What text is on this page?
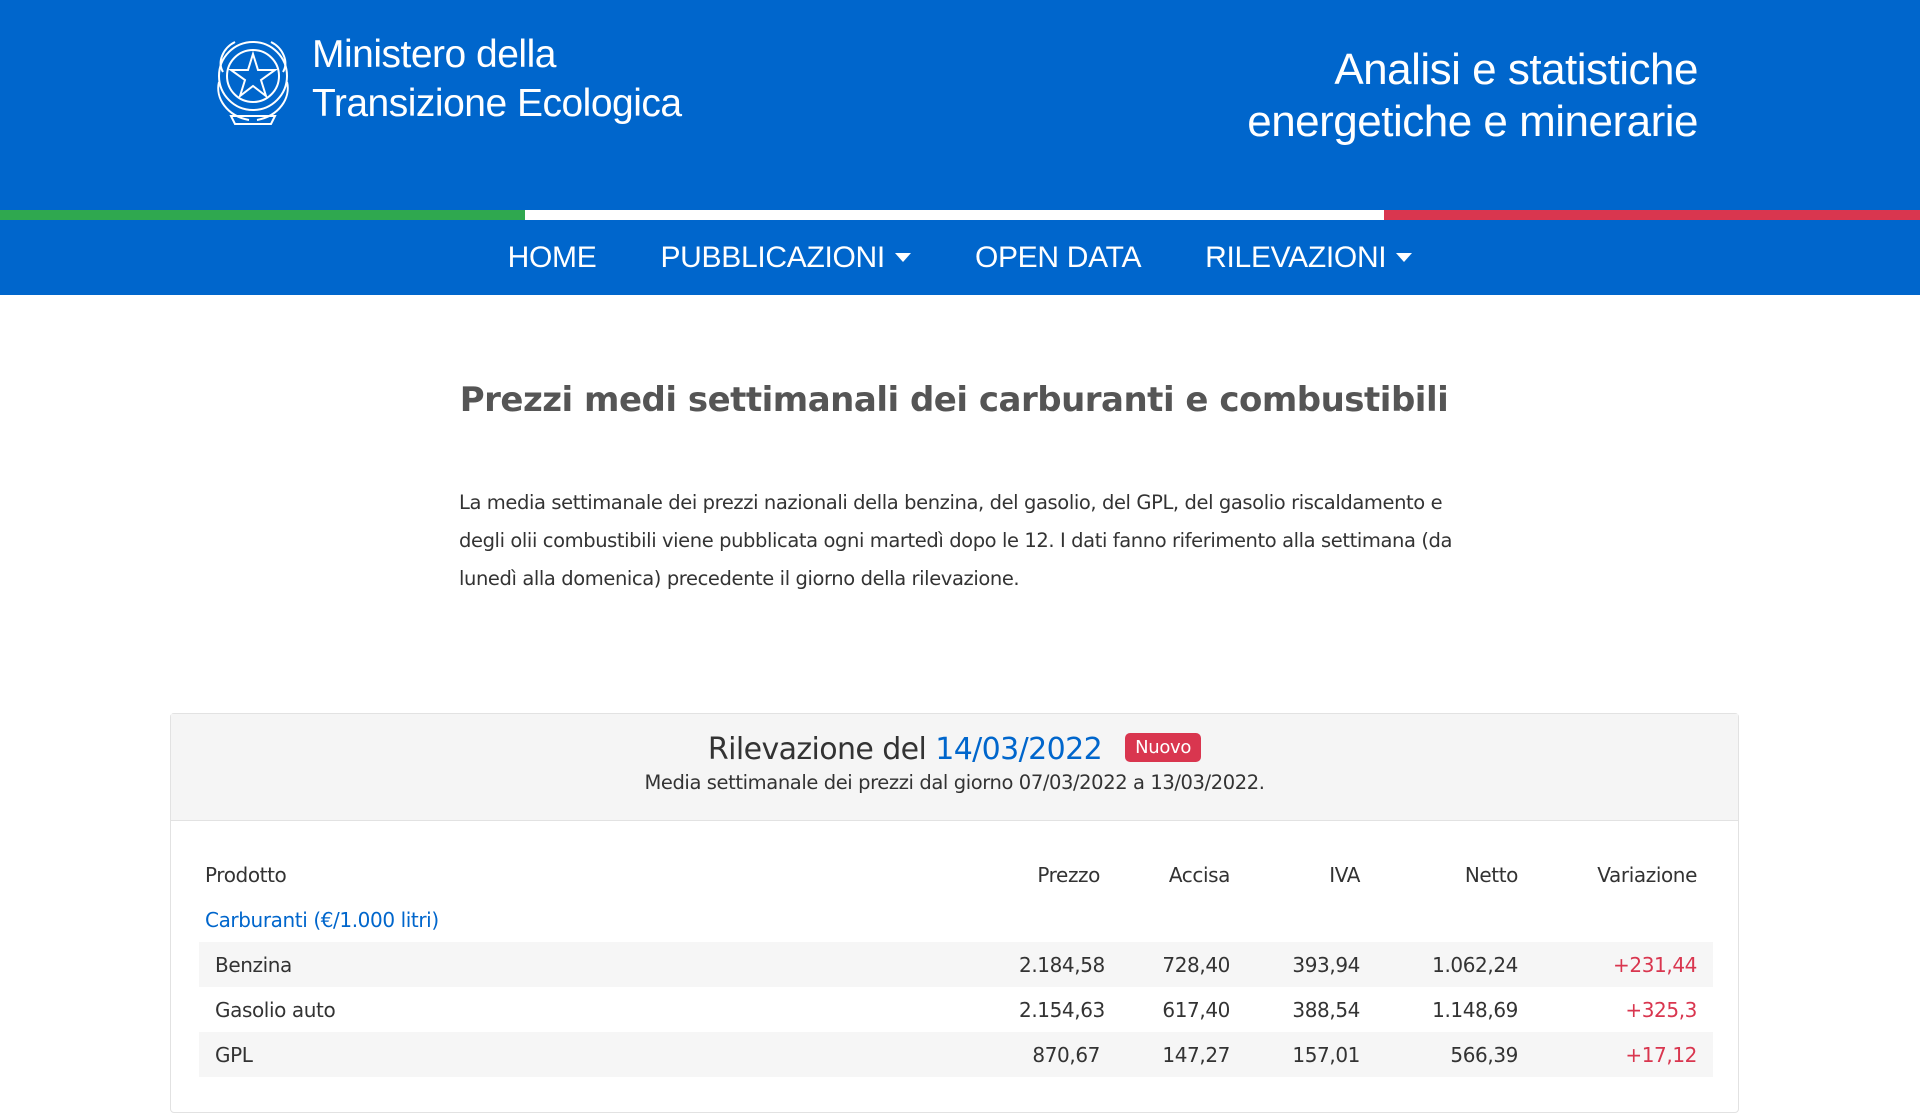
Ministero della
Transizione Ecologica
Analisi e statistiche
energetiche e minerarie
HOME PUBBLICAZIONI	OPEN DATA RILEVAZIONI
Prezzi medi settimanali dei carburanti e combustibili

La media settimanale dei prezzi nazionali della benzina, del gasolio, del GPL, del gasolio riscaldamento e degli olii combustibili viene pubblicata ogni martedì dopo le 12. I dati fanno riferimento alla settimana (da lunedì alla domenica) precedente il giorno della rilevazione.

Rilevazione del 14/03/2022 Nuovo
Media settimanale dei prezzi dal giorno 07/03/2022 a 13/03/2022.
Prodotto	Prezzo	Accisa	IVA	Netto	Variazione
Carburanti (€/1.000 litri)
Benzina	2.184,58	728,40	393,94	1.062,24	+231,44
Gasolio auto	2.154,63	617,40	388,54	1.148,69	+325,3
GPL	870,67	147,27	157,01	566,39	+17,12
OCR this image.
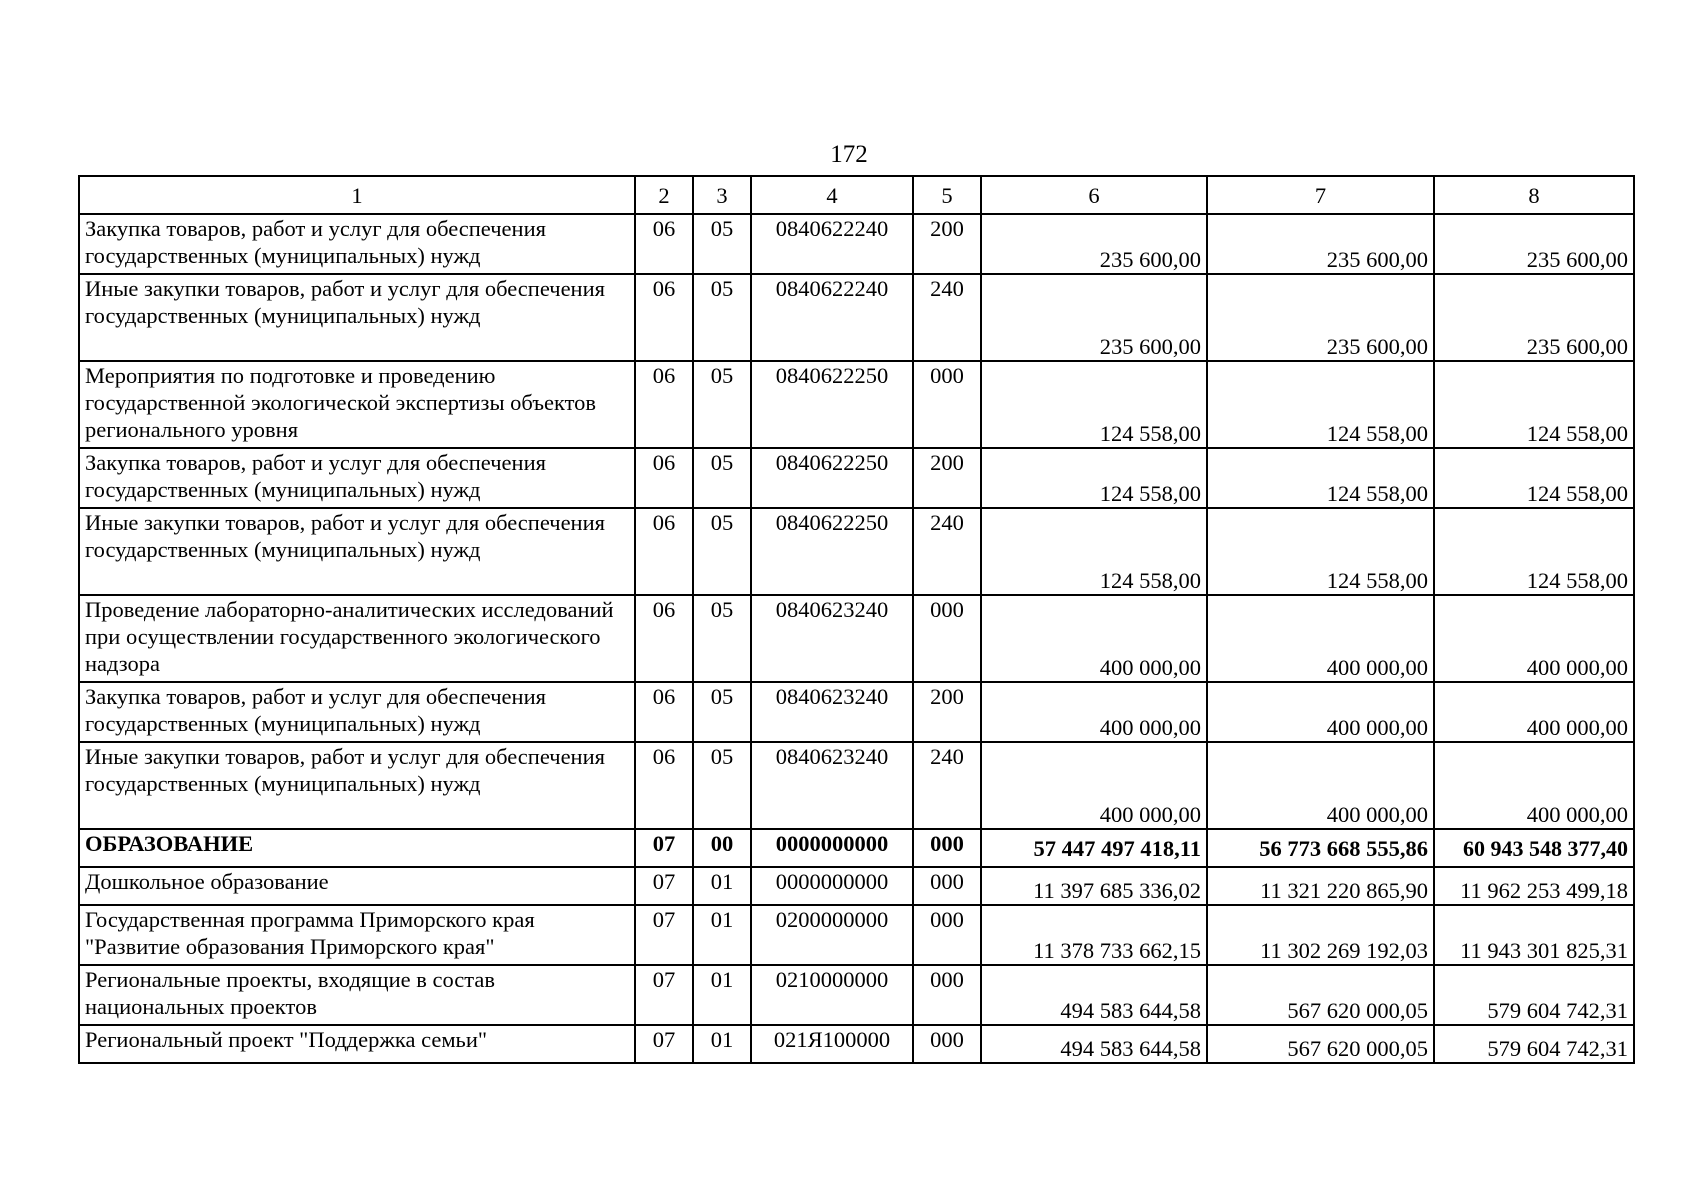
172
1	2	3	4	5	6	7	8
Закупка товаров, работ и услуг для обеспечения государственных (муниципальных) нужд	06	05	0840622240	200	235 600,00	235 600,00	235 600,00
Иные закупки товаров, работ и услуг для обеспечения государственных (муниципальных) нужд	06	05	0840622240	240	235 600,00	235 600,00	235 600,00
Мероприятия по подготовке и проведению государственной экологической экспертизы объектов регионального уровня	06	05	0840622250	000	124 558,00	124 558,00	124 558,00
Закупка товаров, работ и услуг для обеспечения государственных (муниципальных) нужд	06	05	0840622250	200	124 558,00	124 558,00	124 558,00
Иные закупки товаров, работ и услуг для обеспечения государственных (муниципальных) нужд	06	05	0840622250	240	124 558,00	124 558,00	124 558,00
Проведение лабораторно-аналитических исследований при осуществлении государственного экологического надзора	06	05	0840623240	000	400 000,00	400 000,00	400 000,00
Закупка товаров, работ и услуг для обеспечения государственных (муниципальных) нужд	06	05	0840623240	200	400 000,00	400 000,00	400 000,00
Иные закупки товаров, работ и услуг для обеспечения государственных (муниципальных) нужд	06	05	0840623240	240	400 000,00	400 000,00	400 000,00
ОБРАЗОВАНИЕ	07	00	0000000000	000	57 447 497 418,11	56 773 668 555,86	60 943 548 377,40
Дошкольное образование	07	01	0000000000	000	11 397 685 336,02	11 321 220 865,90	11 962 253 499,18
Государственная программа Приморского края "Развитие образования Приморского края"	07	01	0200000000	000	11 378 733 662,15	11 302 269 192,03	11 943 301 825,31
Региональные проекты, входящие в состав национальных проектов	07	01	0210000000	000	494 583 644,58	567 620 000,05	579 604 742,31
Региональный проект "Поддержка семьи"	07	01	021Я100000	000	494 583 644,58	567 620 000,05	579 604 742,31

+ + + +

▶ [EXERCISE OBJECTIVE] Transcribe each line above verbatim, with the pictures left out.

▶ [RESPONSE BELOW]
What text is on this page?
Ministero della
Transizione Ecologica
Analisi e statistiche
energetiche e minerarie
HOME PUBBLICAZIONI	OPEN DATA RILEVAZIONI
Prezzi medi settimanali dei carburanti e combustibili

La media settimanale dei prezzi nazionali della benzina, del gasolio, del GPL, del gasolio riscaldamento e degli olii combustibili viene pubblicata ogni martedì dopo le 12. I dati fanno riferimento alla settimana (da lunedì alla domenica) precedente il giorno della rilevazione.

Rilevazione del 14/03/2022 Nuovo
Media settimanale dei prezzi dal giorno 07/03/2022 a 13/03/2022.
Prodotto	Prezzo	Accisa	IVA	Netto	Variazione
Carburanti (€/1.000 litri)
Benzina	2.184,58	728,40	393,94	1.062,24	+231,44
Gasolio auto	2.154,63	617,40	388,54	1.148,69	+325,3
GPL	870,67	147,27	157,01	566,39	+17,12
OCR this image.
172
1	2	3	4	5	6	7	8
Закупка товаров, работ и услуг для обеспечения государственных (муниципальных) нужд	06	05	0840622240	200	235 600,00	235 600,00	235 600,00
Иные закупки товаров, работ и услуг для обеспечения государственных (муниципальных) нужд	06	05	0840622240	240	235 600,00	235 600,00	235 600,00
Мероприятия по подготовке и проведению государственной экологической экспертизы объектов регионального уровня	06	05	0840622250	000	124 558,00	124 558,00	124 558,00
Закупка товаров, работ и услуг для обеспечения государственных (муниципальных) нужд	06	05	0840622250	200	124 558,00	124 558,00	124 558,00
Иные закупки товаров, работ и услуг для обеспечения государственных (муниципальных) нужд	06	05	0840622250	240	124 558,00	124 558,00	124 558,00
Проведение лабораторно-аналитических исследований при осуществлении государственного экологического надзора	06	05	0840623240	000	400 000,00	400 000,00	400 000,00
Закупка товаров, работ и услуг для обеспечения государственных (муниципальных) нужд	06	05	0840623240	200	400 000,00	400 000,00	400 000,00
Иные закупки товаров, работ и услуг для обеспечения государственных (муниципальных) нужд	06	05	0840623240	240	400 000,00	400 000,00	400 000,00
ОБРАЗОВАНИЕ	07	00	0000000000	000	57 447 497 418,11	56 773 668 555,86	60 943 548 377,40
Дошкольное образование	07	01	0000000000	000	11 397 685 336,02	11 321 220 865,90	11 962 253 499,18
Государственная программа Приморского края "Развитие образования Приморского края"	07	01	0200000000	000	11 378 733 662,15	11 302 269 192,03	11 943 301 825,31
Региональные проекты, входящие в состав национальных проектов	07	01	0210000000	000	494 583 644,58	567 620 000,05	579 604 742,31
Региональный проект "Поддержка семьи"	07	01	021Я100000	000	494 583 644,58	567 620 000,05	579 604 742,31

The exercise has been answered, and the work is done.